• _Task material_
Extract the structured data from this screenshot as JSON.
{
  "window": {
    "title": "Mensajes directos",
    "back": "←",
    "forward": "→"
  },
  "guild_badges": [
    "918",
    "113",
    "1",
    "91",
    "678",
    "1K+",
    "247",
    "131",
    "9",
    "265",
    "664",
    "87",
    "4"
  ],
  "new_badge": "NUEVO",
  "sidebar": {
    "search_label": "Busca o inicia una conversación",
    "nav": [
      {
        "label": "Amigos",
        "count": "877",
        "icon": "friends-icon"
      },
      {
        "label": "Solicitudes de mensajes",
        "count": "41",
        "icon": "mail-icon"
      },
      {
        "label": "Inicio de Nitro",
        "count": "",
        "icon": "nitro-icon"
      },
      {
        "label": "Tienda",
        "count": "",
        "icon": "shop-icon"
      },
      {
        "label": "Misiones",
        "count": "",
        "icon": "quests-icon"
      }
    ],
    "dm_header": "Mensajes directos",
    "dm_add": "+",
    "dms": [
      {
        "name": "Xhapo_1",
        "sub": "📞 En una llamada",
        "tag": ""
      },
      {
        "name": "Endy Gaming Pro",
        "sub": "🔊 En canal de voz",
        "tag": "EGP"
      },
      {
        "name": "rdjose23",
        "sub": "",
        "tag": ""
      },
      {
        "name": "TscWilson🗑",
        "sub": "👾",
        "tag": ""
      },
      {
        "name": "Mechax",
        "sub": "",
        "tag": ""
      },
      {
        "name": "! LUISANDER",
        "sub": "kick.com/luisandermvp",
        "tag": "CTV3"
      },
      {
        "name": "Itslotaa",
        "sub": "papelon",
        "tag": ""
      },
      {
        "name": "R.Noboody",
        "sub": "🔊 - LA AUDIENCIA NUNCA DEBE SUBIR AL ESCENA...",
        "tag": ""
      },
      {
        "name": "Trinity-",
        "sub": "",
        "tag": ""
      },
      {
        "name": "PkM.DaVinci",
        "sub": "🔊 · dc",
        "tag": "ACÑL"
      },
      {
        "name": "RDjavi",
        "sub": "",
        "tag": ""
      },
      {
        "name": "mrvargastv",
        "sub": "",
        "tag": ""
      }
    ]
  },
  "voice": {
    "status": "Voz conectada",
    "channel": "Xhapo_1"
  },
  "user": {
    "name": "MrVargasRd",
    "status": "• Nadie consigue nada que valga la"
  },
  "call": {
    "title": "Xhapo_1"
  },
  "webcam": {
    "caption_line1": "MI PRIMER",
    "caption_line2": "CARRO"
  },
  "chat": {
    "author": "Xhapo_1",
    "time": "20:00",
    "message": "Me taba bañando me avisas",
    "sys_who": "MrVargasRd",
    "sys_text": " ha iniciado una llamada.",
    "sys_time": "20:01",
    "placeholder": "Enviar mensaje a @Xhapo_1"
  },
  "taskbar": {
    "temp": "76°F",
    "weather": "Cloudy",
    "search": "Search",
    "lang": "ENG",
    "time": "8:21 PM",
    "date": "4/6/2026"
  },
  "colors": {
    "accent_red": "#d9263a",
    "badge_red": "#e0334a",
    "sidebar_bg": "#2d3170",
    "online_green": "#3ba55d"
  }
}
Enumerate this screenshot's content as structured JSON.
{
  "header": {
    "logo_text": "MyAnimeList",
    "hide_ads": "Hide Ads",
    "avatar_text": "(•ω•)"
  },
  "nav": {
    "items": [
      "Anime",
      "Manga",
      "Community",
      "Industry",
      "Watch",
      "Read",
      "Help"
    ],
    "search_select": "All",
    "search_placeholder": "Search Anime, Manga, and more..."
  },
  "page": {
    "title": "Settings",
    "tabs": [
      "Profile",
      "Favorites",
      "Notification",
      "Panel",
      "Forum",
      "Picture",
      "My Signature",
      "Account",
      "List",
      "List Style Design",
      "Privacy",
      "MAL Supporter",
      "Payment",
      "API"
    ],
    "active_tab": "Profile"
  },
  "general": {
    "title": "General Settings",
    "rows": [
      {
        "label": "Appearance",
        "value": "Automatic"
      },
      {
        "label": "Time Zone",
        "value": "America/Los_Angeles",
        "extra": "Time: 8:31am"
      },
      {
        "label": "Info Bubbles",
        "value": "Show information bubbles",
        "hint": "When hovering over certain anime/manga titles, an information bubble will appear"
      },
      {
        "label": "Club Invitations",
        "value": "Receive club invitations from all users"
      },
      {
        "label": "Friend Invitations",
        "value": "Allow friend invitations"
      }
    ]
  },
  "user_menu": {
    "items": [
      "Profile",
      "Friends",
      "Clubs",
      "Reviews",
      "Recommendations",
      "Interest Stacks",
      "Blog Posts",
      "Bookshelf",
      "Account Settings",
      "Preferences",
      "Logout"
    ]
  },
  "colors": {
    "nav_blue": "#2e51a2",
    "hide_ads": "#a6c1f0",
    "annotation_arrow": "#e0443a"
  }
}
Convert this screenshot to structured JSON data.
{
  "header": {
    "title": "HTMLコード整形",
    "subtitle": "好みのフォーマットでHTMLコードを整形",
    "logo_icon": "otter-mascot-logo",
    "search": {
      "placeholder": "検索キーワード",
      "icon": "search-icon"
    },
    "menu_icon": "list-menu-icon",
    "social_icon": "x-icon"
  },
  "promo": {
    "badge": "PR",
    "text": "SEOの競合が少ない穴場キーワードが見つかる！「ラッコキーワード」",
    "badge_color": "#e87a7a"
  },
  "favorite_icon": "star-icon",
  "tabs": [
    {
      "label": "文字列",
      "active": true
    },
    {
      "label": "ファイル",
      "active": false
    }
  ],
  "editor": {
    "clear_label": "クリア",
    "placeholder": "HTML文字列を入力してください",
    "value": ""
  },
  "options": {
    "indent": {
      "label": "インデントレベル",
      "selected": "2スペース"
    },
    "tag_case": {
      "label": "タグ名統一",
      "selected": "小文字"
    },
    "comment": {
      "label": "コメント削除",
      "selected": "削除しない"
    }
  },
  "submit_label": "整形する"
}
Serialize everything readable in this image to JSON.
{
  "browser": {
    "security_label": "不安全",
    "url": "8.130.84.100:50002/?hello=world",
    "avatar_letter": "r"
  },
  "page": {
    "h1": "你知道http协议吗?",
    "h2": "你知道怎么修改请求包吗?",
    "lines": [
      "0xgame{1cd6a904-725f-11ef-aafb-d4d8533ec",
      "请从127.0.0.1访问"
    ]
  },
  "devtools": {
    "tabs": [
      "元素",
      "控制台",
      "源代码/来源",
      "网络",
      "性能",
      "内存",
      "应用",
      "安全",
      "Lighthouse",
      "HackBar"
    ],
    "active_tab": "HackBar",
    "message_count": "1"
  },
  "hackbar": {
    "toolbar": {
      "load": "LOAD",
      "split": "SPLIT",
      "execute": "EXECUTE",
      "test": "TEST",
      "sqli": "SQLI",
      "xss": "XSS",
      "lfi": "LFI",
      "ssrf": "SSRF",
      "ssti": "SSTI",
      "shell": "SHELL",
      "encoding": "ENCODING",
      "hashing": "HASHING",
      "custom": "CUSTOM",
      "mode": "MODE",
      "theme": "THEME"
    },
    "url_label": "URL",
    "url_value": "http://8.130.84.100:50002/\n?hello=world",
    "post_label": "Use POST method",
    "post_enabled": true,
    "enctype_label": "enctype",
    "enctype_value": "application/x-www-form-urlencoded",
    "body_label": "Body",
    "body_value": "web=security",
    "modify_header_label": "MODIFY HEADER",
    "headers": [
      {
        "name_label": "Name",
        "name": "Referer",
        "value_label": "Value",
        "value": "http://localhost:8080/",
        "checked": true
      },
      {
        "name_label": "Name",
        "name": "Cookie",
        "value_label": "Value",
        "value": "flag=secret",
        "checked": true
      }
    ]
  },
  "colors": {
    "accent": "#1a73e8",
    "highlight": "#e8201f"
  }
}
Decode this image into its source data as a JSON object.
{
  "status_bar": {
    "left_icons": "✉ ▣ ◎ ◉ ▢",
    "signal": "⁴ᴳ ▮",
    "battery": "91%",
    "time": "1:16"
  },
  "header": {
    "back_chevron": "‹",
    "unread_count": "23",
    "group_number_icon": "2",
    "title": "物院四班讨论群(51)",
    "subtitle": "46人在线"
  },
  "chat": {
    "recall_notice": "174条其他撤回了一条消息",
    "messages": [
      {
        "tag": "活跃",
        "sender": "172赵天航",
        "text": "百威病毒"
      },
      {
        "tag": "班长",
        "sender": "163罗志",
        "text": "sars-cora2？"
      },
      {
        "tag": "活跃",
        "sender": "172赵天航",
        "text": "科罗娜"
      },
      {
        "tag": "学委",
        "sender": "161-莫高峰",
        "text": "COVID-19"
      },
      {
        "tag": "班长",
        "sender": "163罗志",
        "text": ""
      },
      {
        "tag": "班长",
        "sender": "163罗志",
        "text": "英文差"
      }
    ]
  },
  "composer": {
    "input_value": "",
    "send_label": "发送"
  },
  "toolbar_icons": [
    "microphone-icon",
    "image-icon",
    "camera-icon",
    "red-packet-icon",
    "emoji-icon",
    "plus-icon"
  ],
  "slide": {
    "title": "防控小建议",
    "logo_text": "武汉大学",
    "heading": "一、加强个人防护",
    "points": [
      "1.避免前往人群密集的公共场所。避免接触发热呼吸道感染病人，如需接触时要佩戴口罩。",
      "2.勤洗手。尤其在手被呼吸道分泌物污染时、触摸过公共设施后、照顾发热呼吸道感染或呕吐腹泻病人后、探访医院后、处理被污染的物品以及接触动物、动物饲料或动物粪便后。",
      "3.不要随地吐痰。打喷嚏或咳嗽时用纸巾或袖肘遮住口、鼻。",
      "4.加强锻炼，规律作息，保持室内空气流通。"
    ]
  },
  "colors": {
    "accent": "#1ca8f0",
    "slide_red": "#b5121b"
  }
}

• _To be done_
Identify and copy the lines holding the word "selected".

• _Response to this exercise_
      "selected": "2スペース"
      "selected": "小文字"
      "selected": "削除しない"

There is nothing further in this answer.